WHAT NEEDS TO BE DONE. From the entries below, pull out each line where "JSON" appears.

— BEGIN TASK MATERIAL —

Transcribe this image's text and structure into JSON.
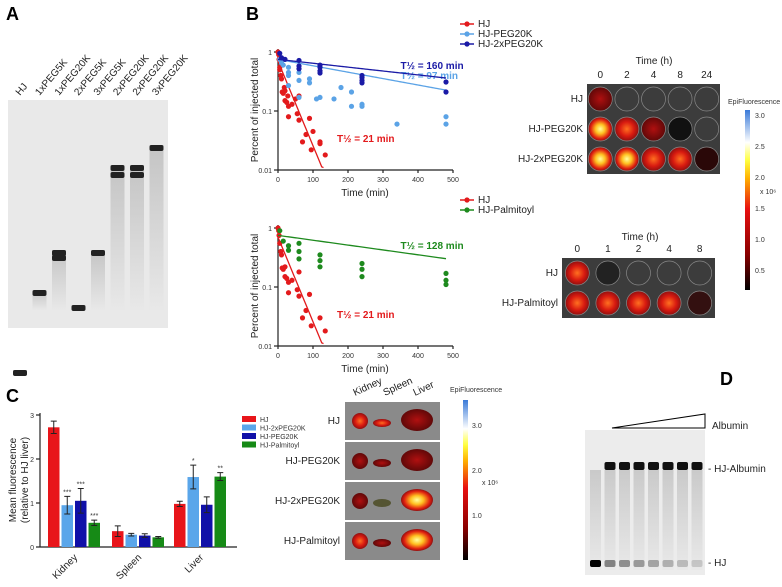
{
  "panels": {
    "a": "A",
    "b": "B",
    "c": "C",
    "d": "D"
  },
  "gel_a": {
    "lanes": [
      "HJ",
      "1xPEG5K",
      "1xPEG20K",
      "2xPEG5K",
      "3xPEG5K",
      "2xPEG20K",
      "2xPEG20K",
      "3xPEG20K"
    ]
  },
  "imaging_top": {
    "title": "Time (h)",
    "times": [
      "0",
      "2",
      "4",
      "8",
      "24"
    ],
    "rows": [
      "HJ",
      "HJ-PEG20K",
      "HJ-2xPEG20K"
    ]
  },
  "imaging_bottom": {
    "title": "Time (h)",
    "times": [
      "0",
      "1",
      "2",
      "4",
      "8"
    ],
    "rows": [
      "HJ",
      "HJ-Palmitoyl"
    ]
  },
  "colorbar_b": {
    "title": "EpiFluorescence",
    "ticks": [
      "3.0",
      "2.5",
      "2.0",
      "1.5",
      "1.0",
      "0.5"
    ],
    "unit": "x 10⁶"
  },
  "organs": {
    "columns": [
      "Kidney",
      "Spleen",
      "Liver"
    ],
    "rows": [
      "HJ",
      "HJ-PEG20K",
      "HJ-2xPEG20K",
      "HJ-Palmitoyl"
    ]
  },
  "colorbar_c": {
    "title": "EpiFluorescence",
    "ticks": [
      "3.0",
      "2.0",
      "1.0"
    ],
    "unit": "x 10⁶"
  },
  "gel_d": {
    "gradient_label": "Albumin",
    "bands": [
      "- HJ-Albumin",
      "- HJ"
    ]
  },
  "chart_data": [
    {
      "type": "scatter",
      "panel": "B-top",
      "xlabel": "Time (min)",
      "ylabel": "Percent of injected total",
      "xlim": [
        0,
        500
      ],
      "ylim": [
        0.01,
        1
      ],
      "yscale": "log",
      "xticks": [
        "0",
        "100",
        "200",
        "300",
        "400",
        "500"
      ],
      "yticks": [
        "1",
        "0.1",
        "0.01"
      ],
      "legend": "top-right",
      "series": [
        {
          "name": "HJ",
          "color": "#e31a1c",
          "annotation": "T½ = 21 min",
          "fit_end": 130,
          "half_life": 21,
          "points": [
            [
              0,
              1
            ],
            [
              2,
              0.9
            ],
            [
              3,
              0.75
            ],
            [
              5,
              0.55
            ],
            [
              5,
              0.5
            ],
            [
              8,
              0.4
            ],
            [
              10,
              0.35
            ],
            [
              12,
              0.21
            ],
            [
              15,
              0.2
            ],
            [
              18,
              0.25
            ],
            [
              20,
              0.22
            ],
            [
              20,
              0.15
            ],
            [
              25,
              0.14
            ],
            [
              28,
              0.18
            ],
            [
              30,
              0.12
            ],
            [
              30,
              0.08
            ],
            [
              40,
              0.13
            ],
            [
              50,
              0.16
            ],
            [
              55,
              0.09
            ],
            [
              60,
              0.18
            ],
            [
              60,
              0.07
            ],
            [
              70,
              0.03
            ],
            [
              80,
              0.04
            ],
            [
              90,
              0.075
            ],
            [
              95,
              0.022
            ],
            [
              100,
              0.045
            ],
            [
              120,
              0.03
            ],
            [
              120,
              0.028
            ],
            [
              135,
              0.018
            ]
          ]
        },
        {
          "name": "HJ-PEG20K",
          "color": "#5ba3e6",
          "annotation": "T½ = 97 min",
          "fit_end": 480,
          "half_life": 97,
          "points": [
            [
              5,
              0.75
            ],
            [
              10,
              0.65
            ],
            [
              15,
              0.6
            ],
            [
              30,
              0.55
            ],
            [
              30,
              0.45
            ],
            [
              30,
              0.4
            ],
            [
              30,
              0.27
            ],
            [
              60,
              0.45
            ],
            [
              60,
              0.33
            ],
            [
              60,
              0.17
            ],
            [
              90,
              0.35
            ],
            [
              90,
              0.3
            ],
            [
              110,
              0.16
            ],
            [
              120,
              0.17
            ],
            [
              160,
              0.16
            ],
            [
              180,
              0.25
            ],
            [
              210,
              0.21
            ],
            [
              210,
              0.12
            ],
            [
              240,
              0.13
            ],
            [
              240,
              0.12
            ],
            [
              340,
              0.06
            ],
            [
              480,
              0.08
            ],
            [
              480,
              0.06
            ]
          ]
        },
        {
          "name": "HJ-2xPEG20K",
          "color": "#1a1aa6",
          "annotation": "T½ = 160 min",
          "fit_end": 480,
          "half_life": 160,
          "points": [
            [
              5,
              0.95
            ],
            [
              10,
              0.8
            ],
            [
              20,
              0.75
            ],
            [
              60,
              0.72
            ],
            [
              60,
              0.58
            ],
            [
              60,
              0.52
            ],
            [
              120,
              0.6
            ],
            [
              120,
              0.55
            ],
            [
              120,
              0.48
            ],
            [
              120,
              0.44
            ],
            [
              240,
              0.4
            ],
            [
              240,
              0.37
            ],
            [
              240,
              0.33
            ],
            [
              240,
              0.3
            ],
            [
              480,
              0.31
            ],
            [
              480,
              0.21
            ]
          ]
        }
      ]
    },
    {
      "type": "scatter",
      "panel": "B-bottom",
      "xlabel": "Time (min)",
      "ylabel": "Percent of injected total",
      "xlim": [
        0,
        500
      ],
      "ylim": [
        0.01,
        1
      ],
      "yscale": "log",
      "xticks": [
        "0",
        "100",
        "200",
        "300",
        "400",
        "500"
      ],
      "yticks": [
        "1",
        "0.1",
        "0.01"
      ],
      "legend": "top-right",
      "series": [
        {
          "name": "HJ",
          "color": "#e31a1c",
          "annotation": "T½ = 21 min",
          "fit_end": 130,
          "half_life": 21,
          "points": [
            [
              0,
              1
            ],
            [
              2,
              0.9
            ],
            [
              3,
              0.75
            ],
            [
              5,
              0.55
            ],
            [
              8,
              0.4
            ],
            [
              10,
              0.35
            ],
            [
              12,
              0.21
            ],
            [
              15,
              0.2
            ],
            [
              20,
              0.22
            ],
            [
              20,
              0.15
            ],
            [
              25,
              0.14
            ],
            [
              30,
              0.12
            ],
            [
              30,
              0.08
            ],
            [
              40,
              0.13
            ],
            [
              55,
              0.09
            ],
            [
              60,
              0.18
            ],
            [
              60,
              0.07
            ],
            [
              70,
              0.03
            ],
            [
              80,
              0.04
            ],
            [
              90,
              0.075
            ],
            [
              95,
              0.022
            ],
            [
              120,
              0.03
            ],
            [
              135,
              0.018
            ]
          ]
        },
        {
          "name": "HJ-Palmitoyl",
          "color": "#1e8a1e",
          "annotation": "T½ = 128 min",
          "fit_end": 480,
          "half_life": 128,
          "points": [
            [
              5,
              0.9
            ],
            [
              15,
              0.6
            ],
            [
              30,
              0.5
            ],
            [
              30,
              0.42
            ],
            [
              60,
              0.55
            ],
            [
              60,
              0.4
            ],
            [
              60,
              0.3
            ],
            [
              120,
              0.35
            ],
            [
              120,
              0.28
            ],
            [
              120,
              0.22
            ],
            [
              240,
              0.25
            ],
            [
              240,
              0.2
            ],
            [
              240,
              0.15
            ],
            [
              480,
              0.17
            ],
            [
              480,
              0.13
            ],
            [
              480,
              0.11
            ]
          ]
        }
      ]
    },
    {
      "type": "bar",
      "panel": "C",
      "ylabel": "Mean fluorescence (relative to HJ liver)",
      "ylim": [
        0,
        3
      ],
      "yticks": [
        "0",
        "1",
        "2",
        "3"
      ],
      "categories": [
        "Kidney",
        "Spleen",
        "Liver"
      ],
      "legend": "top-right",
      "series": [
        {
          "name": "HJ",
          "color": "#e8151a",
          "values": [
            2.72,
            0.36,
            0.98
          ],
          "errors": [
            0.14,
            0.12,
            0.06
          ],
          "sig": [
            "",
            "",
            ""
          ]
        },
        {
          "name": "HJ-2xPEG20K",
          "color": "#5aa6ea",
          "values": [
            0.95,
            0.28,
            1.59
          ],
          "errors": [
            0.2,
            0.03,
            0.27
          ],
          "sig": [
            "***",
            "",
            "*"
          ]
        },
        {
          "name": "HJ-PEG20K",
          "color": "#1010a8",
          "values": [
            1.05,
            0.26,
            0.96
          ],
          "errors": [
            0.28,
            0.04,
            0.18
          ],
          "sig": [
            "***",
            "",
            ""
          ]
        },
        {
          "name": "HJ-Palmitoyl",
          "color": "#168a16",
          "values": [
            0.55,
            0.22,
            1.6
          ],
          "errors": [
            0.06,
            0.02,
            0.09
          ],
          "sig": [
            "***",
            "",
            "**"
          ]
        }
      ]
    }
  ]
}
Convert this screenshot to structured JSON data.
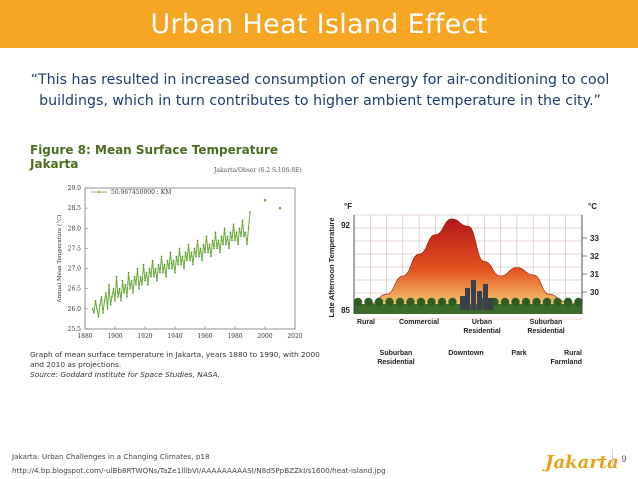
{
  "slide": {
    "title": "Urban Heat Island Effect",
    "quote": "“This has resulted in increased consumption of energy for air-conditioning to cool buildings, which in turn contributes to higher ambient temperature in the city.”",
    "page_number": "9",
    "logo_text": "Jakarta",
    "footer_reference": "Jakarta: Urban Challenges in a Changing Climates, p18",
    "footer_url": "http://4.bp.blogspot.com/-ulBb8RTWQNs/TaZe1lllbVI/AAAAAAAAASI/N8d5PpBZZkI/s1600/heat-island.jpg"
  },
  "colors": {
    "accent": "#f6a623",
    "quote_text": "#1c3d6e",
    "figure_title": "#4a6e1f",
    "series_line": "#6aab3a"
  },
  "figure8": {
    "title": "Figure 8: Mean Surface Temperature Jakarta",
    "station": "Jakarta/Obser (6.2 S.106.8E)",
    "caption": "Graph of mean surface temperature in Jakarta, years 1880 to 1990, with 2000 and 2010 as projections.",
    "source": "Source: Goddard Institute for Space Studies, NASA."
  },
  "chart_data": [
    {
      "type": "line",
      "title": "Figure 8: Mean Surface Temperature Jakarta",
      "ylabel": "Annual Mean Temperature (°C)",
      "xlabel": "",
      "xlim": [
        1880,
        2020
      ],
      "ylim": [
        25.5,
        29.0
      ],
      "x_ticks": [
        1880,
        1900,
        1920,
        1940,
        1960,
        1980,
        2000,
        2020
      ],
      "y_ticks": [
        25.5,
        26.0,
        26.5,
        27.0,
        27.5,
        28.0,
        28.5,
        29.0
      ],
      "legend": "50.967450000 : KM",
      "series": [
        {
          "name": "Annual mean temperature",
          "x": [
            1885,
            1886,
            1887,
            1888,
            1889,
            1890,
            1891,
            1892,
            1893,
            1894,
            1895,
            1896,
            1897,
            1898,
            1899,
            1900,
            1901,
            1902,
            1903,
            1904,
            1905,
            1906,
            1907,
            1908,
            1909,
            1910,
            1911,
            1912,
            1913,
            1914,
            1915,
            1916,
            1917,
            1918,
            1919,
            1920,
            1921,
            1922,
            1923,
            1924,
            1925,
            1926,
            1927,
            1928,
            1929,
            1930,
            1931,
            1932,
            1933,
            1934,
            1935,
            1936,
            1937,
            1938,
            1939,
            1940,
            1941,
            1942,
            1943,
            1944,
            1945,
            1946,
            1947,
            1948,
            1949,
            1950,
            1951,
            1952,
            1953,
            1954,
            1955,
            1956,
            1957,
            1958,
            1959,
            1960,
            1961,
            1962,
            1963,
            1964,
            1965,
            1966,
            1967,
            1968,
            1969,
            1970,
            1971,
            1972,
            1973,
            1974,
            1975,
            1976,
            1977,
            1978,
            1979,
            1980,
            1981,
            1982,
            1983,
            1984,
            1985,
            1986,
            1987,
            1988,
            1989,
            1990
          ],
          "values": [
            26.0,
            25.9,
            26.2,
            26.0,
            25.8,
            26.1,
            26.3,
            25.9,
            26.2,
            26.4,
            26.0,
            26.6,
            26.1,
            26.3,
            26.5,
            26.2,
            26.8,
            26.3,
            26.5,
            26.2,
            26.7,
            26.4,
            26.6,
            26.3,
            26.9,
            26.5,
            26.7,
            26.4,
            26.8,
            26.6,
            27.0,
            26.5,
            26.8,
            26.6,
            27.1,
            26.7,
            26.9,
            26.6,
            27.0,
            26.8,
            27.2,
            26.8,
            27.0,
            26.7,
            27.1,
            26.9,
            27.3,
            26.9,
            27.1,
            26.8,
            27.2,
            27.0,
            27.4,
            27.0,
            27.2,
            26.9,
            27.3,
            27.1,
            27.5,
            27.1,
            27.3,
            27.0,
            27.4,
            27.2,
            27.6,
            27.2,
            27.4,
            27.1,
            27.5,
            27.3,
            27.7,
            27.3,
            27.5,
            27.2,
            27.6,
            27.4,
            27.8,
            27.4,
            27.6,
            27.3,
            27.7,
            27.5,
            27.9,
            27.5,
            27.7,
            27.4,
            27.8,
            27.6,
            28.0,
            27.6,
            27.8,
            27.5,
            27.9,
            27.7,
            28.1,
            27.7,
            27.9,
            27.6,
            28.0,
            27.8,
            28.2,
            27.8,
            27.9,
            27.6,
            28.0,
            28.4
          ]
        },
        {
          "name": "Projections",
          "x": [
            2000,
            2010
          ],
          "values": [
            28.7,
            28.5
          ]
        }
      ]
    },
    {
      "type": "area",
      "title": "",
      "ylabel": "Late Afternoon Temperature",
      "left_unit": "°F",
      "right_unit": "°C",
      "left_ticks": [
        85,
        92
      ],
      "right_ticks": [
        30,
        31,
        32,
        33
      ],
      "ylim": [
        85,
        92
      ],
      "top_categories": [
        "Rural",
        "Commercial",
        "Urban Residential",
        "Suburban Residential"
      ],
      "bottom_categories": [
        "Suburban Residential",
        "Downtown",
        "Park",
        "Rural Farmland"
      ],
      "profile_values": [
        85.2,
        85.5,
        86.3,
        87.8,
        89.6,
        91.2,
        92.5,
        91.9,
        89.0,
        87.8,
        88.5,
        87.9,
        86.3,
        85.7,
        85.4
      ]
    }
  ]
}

— END TASK MATERIAL —

EXERCISE SOLUTION.
Transcribe this image's text and structure into JSON.
Convert this screenshot to structured JSON data.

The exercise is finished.